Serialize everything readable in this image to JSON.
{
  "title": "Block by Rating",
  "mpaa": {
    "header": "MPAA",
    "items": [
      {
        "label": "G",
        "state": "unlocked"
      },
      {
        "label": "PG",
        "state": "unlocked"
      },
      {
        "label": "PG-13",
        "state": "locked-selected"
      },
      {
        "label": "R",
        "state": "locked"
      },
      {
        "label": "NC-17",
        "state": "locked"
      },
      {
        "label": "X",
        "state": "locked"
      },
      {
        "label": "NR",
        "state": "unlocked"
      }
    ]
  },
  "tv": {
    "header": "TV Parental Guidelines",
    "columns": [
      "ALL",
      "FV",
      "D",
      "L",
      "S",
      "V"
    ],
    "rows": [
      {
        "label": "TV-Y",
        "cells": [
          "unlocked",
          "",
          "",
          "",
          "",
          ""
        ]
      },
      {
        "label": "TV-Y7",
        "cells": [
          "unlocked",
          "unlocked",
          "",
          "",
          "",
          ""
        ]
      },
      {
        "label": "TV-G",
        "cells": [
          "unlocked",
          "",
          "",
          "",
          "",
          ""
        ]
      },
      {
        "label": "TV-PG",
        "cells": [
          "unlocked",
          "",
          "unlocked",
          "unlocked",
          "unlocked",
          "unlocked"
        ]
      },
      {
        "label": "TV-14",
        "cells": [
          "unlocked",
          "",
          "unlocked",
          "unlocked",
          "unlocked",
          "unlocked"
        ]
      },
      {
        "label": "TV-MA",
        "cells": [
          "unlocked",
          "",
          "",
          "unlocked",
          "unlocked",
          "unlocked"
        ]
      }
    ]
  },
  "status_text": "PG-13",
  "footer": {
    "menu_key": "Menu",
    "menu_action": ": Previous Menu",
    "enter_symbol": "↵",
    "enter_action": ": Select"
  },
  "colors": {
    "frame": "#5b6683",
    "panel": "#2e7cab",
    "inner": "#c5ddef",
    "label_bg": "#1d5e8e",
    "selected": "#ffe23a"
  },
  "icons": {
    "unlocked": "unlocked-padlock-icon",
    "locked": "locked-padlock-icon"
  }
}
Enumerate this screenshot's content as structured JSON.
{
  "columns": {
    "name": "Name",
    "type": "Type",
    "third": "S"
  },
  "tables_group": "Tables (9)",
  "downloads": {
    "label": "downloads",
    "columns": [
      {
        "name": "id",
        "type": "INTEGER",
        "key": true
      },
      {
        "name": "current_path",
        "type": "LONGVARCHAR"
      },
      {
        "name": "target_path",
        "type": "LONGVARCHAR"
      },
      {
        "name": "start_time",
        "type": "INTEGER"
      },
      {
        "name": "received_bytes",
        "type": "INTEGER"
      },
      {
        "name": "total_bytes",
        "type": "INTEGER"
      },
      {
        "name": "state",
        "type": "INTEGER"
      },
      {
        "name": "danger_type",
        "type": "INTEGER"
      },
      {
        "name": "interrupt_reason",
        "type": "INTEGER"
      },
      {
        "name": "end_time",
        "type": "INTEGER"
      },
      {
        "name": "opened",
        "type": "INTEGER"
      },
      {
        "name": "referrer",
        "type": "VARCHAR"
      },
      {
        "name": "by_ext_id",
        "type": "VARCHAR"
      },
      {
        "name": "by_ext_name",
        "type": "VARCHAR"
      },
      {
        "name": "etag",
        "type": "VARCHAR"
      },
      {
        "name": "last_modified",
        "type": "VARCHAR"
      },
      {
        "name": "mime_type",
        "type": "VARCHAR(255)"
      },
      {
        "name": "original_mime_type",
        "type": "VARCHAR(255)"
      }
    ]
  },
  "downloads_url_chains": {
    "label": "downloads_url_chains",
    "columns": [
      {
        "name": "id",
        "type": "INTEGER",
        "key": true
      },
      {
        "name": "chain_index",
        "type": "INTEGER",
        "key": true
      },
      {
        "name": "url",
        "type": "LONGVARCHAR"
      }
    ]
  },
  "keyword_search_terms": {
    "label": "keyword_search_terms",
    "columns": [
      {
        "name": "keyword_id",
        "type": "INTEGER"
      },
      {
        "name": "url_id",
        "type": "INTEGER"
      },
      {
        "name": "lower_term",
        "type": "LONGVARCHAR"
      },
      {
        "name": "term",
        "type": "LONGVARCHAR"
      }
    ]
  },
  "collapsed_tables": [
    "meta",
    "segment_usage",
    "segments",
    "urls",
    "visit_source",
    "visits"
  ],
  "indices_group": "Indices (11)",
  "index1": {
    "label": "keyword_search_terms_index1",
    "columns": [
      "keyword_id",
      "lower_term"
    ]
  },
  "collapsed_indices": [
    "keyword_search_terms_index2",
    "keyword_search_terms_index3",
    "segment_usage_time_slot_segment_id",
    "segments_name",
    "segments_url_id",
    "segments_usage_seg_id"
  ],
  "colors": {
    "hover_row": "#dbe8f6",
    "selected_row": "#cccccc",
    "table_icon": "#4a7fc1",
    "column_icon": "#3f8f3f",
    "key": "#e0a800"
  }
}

WHAT YOU NEED TO DO:
List all lines holding the string "padlock".

SOLUTION FOR THIS TASK:
    "unlocked": "unlocked-padlock-icon",
    "locked": "locked-padlock-icon"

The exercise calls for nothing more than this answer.